* _課題の指示_:
[a] 小幡でこについての引用文によると、古い小幡でこと伏見人形を見分けるのが非常に難しいのはなぜか。引用文が挙げる理由を説明しなさい。
[b] 提供されたエントリーの先頭行から始めて、「score-cell: 0.0±0.0 [234,397,337,423]」を含む行で終わるまでの範囲を、両端の行も含めて一字一句そのまま書き写しなさい。

2006/07/03

近江のおばたでこ

           小幡人形 八代目細居文造のこどもたち


小幡でこ 八代目細居文造作

誰かが私を呼んでいる
いにしえからの人形たち
しずまりかえった古い街道を
でこが、一杯竝んでる

                細居文造


小幡でこ 八代目細居文造作

滋賀県に残る唯一の土人形
それが 小幡土人形(小幡でこ)です
旧中山道沿いにあり 近江鉄道五個荘駅から北へ少し歩いた所
踏み切りを越えて左側のしもた屋
看板も何も出ていないお宅をのぞき込むと
古い木製のショーケース?の中に素朴な人形達が並んでいました
伏見の人形の様に洗練されていない
名古屋の土人形のような繊細さもない
まさに『でこ』が そこにありました
子供達が実際に手に持って遊んだ そんな気がする素朴さです
彩色も 原色が好んで使われておおらかです
何度か足を運んで伺っているうちに
細居さんが片目で絵付けをされていることを知りました
片目では 顔の表情が中々バランス良く描けなくて
苦労すると話しをされていました
人形は時代を見ているんだとも おっしゃられて
ドラえもんを作ったりされて 笑ってしまいました
地域の行事や伝承にまつわる物も沢山作られていて
近江の歴史の上にある土人形です
細居さんの人柄そのままの おおらかな素朴な人形達です

25年ほど前に文造翁にお願いして
  行程が判る様に四体の人形をお願いしました
もちろん彩色したものがよいのですが
それぞれに 何か妙に個性がある様に思うのは
思い入れが強すぎるのかもしれませんね
型押ししただけのもの 素焼き
下塗り(胡粉) 完成品

現在は 九代目の源悟さんが後を継がれています
伝統の技が末永く引き継がれていく事を
祈念してやみません

小幡でこの由来

小幡でこは300年程の歴史があるといわれていますが
「うなゐの友」(明治から大正にかけて出版)や
「日本郷土玩具 西の部」(昭和5年発行)にはまったく紹介もされず
昭和15年の有坂與太郎著「郷土玩具展望」上巻にて
初めて紹介されたとのこと
古くから 小幡でこには 『古作無し』 と云われておりますが
本来 小幡でこは 伏見の写しから派生したもので
古いものに関しては 伏見人形として売られていたようで
伏見の 工人が伏見の型を使い 小幡で作ったものなので
古いものに関しては 小幡人形と伏見人形を識別するのは至難の技と
専門家の方から聞きました
ゆえに近年では『近江伏見』という言葉で表現されることもあるようです


小幡人形の ページを新たに作りましたので
小幡でこの館(コレクションルーム)

* _提供された情報_:
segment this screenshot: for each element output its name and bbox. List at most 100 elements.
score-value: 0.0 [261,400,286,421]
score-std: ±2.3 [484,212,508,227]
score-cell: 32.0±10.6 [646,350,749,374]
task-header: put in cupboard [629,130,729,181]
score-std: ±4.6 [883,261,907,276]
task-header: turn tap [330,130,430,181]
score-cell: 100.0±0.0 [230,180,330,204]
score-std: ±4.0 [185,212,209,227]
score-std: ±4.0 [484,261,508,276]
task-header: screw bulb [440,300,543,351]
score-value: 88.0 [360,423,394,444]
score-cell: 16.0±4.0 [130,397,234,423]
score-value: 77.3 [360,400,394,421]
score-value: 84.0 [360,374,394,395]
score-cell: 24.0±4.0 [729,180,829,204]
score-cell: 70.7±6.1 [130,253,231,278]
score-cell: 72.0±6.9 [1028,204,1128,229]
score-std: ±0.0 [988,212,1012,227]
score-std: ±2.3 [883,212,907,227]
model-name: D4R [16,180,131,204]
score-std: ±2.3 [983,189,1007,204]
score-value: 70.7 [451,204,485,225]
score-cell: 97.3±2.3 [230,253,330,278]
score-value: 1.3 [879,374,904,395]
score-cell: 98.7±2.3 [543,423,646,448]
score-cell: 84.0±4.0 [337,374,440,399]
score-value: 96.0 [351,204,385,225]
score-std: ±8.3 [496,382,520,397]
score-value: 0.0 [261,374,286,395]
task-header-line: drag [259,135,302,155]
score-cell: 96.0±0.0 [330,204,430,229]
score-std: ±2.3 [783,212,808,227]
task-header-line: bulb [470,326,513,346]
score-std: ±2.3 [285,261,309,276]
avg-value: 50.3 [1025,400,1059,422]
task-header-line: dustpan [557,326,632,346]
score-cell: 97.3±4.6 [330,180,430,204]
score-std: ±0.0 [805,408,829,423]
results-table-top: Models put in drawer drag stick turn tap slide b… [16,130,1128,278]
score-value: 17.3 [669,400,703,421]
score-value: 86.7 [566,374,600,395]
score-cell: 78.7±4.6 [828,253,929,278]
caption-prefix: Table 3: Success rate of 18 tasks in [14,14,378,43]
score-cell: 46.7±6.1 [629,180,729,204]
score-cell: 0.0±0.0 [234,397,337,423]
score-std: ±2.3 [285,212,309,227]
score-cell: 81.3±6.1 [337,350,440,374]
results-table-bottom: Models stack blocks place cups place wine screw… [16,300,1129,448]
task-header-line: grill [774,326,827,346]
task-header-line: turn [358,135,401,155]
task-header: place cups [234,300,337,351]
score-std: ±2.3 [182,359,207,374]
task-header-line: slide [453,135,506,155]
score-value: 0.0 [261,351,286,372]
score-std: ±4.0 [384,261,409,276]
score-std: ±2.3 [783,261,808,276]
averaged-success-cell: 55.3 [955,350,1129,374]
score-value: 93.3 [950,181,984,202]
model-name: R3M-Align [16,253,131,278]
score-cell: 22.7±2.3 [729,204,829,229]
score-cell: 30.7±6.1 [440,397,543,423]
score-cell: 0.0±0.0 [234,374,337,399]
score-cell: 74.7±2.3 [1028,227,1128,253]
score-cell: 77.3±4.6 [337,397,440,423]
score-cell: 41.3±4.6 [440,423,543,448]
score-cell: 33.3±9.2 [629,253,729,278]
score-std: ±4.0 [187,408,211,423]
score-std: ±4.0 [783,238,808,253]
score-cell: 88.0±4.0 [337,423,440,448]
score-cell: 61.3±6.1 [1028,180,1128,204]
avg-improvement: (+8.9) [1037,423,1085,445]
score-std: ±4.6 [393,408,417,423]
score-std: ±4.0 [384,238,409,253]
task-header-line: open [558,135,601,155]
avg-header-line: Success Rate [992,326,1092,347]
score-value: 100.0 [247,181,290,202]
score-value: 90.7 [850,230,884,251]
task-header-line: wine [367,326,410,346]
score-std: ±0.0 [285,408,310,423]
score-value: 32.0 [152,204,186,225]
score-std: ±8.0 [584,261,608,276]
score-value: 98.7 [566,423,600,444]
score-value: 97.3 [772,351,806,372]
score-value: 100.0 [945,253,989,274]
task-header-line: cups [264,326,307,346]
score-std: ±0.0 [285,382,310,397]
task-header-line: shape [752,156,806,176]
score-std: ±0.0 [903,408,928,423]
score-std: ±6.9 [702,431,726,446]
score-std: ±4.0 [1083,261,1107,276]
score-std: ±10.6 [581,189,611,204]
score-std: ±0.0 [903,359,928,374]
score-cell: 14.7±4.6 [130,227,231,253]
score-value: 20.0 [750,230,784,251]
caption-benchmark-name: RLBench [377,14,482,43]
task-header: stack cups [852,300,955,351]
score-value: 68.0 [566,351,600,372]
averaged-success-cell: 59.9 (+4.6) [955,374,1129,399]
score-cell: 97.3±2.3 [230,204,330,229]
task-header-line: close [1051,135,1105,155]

* _各課題の解答_:
[a] 古い小幡でこは、伏見の工人が伏見の型を使って小幡で作ったものだからである。また、古いものは伏見人形として売られていたようだと述べられている。

[b]
segment this screenshot: for each element output its name and bbox. List at most 100 elements.
score-value: 0.0 [261,400,286,421]
score-std: ±2.3 [484,212,508,227]
score-cell: 32.0±10.6 [646,350,749,374]
task-header: put in cupboard [629,130,729,181]
score-std: ±4.6 [883,261,907,276]
task-header: turn tap [330,130,430,181]
score-cell: 100.0±0.0 [230,180,330,204]
score-std: ±4.0 [185,212,209,227]
score-std: ±4.0 [484,261,508,276]
task-header: screw bulb [440,300,543,351]
score-value: 88.0 [360,423,394,444]
score-cell: 16.0±4.0 [130,397,234,423]
score-value: 77.3 [360,400,394,421]
score-value: 84.0 [360,374,394,395]
score-cell: 24.0±4.0 [729,180,829,204]
score-cell: 70.7±6.1 [130,253,231,278]
score-cell: 72.0±6.9 [1028,204,1128,229]
score-std: ±0.0 [988,212,1012,227]
score-std: ±2.3 [883,212,907,227]
model-name: D4R [16,180,131,204]
score-std: ±2.3 [983,189,1007,204]
score-value: 70.7 [451,204,485,225]
score-cell: 97.3±2.3 [230,253,330,278]
score-value: 1.3 [879,374,904,395]
score-cell: 98.7±2.3 [543,423,646,448]
score-cell: 84.0±4.0 [337,374,440,399]
score-value: 96.0 [351,204,385,225]
score-std: ±8.3 [496,382,520,397]
score-value: 0.0 [261,374,286,395]
task-header-line: drag [259,135,302,155]
score-cell: 96.0±0.0 [330,204,430,229]
score-std: ±2.3 [783,212,808,227]
task-header-line: bulb [470,326,513,346]
score-std: ±2.3 [285,261,309,276]
avg-value: 50.3 [1025,400,1059,422]
task-header-line: dustpan [557,326,632,346]
score-cell: 97.3±4.6 [330,180,430,204]
score-std: ±0.0 [805,408,829,423]
results-table-top: Models put in drawer drag stick turn tap slide b… [16,130,1128,278]
score-value: 17.3 [669,400,703,421]
score-value: 86.7 [566,374,600,395]
score-cell: 78.7±4.6 [828,253,929,278]
caption-prefix: Table 3: Success rate of 18 tasks in [14,14,378,43]
score-cell: 46.7±6.1 [629,180,729,204]
score-cell: 0.0±0.0 [234,397,337,423]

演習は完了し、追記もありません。